**EXERCISE AIM**
State the count of lines below in which the word "Setting" appears, and add nothing.

**DATA FOR THIS TASK**
--- --- ---

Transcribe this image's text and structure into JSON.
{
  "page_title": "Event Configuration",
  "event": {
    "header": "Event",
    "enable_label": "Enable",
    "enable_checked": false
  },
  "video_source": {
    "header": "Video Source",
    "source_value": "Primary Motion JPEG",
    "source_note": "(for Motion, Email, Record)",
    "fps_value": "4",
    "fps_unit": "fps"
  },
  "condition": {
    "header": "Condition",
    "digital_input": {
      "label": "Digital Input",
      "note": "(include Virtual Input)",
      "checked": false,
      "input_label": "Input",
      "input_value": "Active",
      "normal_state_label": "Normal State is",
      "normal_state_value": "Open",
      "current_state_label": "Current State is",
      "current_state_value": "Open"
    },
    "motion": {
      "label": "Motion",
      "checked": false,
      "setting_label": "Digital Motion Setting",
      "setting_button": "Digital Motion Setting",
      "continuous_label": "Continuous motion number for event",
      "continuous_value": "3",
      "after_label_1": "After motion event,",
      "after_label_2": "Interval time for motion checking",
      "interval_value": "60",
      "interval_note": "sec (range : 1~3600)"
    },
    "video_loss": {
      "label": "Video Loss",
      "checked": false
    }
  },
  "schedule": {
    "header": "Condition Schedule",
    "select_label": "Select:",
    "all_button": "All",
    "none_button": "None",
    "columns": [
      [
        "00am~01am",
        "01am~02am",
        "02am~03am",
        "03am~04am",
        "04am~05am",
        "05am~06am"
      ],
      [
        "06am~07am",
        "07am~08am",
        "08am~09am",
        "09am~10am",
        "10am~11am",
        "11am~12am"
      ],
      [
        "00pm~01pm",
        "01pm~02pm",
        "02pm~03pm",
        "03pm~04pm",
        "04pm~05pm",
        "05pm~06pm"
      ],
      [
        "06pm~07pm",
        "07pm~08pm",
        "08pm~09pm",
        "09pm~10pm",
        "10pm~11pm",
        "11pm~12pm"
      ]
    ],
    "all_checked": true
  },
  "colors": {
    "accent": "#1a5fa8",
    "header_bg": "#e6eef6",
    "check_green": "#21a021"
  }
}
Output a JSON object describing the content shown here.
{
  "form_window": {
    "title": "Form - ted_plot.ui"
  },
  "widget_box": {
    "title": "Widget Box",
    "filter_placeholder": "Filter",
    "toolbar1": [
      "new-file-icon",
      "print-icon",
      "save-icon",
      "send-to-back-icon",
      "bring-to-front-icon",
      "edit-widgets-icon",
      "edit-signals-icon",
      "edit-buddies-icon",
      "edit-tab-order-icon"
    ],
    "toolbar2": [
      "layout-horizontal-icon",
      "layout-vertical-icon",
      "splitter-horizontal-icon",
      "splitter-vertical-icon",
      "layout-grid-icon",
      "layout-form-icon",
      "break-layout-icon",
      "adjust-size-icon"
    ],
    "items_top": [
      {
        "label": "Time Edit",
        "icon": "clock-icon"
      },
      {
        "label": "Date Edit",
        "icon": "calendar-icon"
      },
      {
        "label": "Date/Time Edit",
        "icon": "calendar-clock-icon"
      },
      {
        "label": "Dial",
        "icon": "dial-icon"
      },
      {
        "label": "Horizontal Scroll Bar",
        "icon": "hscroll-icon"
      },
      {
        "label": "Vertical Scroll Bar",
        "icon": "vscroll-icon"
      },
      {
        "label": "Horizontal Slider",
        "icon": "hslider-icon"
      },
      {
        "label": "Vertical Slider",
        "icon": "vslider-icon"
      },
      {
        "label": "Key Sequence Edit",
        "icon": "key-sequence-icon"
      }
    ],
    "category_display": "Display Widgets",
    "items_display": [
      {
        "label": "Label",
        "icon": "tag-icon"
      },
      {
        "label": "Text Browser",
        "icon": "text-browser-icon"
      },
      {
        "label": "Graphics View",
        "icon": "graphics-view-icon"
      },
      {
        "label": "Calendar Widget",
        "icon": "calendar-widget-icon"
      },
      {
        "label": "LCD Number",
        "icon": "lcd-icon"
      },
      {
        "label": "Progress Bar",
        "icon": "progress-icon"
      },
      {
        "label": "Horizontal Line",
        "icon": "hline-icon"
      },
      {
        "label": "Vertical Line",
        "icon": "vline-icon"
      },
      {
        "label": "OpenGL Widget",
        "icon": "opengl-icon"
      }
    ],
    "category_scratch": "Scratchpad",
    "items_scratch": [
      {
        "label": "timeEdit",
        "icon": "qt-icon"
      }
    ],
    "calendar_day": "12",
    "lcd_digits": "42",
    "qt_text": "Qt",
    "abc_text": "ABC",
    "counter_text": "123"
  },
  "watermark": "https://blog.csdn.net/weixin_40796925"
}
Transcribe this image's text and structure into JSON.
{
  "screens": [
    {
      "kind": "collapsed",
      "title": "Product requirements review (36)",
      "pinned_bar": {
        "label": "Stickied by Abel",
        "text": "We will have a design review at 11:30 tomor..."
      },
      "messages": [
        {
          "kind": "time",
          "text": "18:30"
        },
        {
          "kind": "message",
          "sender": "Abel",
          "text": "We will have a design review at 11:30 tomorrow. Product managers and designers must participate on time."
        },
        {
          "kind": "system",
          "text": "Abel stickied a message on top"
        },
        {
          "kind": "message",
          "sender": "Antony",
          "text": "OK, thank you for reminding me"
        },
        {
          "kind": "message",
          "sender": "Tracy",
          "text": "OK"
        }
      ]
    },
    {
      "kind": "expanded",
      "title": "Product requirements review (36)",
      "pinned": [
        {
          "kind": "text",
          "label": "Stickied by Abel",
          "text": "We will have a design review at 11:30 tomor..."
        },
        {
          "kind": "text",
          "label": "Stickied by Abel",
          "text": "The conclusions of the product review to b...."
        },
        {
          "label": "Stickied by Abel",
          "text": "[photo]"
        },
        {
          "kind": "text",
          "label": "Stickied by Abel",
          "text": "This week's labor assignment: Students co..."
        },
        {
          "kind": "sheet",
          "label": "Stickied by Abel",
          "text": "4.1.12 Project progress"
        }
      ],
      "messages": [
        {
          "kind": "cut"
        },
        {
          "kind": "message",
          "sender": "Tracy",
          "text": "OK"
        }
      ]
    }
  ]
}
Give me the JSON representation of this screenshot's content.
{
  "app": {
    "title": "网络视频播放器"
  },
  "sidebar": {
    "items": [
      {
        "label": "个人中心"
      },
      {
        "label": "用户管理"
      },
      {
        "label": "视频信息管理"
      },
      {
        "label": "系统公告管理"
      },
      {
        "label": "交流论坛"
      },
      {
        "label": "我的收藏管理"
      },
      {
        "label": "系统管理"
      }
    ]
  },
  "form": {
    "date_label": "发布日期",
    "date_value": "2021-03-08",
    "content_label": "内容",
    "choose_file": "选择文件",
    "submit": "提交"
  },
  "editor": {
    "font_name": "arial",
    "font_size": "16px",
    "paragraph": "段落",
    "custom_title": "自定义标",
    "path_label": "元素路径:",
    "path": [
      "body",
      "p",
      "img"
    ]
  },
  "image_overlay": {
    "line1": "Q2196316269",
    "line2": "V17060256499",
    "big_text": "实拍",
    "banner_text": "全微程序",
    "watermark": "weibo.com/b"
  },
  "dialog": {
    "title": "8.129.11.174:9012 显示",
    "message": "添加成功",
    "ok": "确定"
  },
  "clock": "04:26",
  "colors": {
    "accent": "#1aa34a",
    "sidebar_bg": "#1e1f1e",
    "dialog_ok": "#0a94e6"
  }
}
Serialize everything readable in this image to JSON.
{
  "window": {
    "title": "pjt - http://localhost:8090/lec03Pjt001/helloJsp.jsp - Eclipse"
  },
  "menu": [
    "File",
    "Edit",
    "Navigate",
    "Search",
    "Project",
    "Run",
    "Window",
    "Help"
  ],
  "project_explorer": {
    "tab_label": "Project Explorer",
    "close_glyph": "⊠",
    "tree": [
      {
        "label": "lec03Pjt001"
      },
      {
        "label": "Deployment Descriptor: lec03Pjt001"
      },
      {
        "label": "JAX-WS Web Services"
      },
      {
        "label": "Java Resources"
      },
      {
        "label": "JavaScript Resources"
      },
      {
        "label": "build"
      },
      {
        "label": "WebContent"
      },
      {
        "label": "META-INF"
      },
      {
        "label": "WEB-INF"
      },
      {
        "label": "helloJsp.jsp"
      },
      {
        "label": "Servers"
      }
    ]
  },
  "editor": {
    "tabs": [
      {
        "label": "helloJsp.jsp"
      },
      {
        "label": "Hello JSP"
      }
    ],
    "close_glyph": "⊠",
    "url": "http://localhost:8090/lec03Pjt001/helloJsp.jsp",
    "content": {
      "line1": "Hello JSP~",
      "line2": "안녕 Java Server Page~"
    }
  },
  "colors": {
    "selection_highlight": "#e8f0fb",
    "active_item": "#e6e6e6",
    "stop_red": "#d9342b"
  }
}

--- --- ---

**FINAL RESULT**
2